**EXERCISE OBJECTIVE:** Search the data below for "title"; list each line that holds it.

******************************

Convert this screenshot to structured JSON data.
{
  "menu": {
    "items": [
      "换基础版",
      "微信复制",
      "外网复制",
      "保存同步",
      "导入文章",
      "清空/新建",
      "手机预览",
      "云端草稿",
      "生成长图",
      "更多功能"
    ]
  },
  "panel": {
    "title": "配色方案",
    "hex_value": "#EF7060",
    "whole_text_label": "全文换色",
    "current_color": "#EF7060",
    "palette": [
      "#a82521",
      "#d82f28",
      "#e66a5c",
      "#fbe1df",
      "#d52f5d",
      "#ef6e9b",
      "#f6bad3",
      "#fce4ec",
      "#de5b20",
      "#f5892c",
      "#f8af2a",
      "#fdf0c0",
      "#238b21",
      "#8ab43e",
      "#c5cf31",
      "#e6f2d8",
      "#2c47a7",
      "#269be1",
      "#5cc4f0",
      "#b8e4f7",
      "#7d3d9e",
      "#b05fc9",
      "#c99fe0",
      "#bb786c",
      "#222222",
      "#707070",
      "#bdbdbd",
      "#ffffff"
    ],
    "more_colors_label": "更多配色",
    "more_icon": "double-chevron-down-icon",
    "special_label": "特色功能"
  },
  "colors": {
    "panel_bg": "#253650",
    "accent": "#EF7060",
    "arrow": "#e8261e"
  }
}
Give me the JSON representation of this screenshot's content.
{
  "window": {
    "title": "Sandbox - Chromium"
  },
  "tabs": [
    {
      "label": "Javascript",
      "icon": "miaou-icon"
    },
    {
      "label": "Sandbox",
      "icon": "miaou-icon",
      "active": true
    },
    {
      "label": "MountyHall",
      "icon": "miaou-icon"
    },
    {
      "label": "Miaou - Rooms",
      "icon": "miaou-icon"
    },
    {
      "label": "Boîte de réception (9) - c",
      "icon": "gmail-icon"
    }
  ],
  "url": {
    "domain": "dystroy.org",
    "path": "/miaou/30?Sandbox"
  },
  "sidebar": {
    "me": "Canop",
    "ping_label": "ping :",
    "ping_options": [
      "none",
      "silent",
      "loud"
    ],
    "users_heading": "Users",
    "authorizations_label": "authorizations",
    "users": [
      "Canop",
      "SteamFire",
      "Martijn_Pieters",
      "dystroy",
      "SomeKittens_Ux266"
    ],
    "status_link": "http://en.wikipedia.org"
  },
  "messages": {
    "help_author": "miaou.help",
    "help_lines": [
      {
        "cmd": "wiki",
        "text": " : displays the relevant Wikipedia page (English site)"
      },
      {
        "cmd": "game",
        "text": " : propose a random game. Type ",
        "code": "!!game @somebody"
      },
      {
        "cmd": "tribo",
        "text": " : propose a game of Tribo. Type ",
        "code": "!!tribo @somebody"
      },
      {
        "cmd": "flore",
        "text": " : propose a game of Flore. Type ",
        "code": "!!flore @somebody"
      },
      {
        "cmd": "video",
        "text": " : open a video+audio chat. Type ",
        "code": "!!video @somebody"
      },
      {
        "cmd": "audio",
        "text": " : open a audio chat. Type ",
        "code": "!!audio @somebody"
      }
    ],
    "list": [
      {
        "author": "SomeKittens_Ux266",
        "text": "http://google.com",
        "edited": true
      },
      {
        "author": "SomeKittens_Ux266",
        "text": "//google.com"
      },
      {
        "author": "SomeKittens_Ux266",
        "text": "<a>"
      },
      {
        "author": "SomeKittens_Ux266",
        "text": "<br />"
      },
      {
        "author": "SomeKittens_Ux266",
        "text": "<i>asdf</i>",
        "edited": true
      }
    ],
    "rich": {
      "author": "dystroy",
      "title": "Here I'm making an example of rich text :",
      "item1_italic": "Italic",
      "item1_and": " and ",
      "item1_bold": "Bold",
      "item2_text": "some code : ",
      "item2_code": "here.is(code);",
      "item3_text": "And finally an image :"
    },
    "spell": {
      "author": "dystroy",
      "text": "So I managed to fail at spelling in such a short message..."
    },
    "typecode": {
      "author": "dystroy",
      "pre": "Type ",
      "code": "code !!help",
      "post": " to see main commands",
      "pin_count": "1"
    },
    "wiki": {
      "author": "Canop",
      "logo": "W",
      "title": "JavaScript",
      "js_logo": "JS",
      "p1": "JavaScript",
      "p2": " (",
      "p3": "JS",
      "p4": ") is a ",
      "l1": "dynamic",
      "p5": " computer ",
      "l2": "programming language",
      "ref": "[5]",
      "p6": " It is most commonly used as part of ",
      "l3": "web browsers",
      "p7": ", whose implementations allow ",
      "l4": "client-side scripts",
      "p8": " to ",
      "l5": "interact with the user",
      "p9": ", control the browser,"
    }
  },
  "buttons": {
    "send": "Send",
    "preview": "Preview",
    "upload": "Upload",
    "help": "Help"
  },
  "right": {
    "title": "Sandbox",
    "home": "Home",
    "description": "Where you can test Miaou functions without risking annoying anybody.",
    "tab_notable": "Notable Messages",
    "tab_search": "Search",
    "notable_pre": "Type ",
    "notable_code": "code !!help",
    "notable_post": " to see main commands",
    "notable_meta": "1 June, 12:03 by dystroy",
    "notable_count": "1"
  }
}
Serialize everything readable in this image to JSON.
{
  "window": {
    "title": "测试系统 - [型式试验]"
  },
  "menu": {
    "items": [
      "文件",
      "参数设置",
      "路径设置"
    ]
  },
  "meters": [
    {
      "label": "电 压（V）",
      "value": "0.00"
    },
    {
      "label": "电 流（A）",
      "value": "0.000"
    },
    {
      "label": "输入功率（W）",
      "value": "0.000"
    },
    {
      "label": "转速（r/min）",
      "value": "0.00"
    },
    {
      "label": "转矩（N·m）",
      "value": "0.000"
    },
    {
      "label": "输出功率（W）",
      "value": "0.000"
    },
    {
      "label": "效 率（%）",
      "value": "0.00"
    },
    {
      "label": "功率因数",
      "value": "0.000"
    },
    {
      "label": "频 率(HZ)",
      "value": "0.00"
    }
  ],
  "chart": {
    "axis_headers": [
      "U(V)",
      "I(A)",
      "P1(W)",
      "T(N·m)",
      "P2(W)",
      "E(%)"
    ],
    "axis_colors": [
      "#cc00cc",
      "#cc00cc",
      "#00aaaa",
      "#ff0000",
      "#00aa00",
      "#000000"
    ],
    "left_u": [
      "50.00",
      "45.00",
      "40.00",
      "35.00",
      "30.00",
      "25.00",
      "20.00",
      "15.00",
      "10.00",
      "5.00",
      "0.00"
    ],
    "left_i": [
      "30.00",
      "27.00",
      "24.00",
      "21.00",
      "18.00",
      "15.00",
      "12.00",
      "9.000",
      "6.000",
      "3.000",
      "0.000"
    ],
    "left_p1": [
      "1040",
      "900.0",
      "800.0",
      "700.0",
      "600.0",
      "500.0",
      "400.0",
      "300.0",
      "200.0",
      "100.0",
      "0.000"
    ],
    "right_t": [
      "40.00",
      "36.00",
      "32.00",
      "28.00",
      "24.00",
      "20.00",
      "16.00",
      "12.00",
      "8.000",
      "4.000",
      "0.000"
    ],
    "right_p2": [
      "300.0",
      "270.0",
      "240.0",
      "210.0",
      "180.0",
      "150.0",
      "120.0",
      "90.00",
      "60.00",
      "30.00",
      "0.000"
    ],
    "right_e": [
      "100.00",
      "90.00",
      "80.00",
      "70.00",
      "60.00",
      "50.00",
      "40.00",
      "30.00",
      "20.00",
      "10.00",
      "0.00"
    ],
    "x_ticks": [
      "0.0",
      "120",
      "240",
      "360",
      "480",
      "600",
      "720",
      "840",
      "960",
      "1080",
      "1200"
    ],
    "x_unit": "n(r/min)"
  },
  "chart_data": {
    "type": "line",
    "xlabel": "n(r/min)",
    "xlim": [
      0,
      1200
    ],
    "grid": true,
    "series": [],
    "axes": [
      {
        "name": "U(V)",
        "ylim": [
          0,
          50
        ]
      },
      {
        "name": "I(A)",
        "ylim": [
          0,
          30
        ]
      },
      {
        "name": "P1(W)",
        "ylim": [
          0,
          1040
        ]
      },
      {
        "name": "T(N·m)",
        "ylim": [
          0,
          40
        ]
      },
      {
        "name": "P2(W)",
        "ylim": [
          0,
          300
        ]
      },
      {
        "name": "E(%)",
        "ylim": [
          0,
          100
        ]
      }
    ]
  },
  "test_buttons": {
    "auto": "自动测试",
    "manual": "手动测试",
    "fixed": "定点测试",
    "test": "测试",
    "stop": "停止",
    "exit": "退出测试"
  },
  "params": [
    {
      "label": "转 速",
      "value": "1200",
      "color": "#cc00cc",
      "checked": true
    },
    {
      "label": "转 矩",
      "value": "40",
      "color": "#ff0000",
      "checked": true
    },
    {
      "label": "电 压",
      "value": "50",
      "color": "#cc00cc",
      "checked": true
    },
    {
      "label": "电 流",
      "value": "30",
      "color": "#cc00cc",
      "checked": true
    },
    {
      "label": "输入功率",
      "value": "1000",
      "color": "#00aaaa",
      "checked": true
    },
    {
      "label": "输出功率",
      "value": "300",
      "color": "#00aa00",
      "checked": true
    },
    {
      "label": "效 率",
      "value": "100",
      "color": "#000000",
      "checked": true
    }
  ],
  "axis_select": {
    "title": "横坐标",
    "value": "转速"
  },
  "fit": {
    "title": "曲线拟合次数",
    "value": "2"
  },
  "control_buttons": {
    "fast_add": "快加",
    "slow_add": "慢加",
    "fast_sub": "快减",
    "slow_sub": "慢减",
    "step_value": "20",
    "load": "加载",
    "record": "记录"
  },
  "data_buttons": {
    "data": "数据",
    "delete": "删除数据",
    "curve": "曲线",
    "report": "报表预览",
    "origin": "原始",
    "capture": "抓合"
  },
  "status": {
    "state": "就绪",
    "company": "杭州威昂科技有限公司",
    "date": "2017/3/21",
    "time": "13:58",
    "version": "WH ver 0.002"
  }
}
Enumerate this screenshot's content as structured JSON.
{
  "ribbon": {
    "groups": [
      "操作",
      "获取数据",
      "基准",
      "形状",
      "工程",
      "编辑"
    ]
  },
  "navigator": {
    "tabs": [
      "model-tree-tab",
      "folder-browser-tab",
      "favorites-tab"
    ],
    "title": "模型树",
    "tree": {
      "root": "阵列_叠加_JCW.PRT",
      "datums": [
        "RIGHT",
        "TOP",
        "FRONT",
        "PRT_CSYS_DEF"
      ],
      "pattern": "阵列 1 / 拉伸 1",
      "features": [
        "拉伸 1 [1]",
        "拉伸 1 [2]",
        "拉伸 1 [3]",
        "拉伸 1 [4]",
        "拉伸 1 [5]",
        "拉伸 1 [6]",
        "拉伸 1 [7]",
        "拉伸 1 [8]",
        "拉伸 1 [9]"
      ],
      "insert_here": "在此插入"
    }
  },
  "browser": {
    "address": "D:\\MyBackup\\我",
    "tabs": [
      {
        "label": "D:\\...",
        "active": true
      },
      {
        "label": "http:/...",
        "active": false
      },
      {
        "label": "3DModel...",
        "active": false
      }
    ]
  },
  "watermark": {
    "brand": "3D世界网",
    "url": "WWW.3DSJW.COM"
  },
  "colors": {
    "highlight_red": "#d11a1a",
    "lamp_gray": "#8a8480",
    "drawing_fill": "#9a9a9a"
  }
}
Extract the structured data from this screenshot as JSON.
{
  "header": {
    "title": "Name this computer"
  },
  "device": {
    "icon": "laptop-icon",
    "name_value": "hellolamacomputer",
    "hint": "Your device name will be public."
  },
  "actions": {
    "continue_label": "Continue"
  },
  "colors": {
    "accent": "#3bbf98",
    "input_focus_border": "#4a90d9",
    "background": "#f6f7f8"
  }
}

******************************

**COMPLETE ANSWER:**
    "title": "配色方案",
    "title": "Sandbox - Chromium"
      "title": "Here I'm making an example of rich text :",
      "title": "JavaScript",
    "title": "Sandbox",
    "title": "测试系统 - [型式试验]"
    "title": "横坐标",
    "title": "曲线拟合次数",
    "title": "模型树",
    "title": "Name this computer"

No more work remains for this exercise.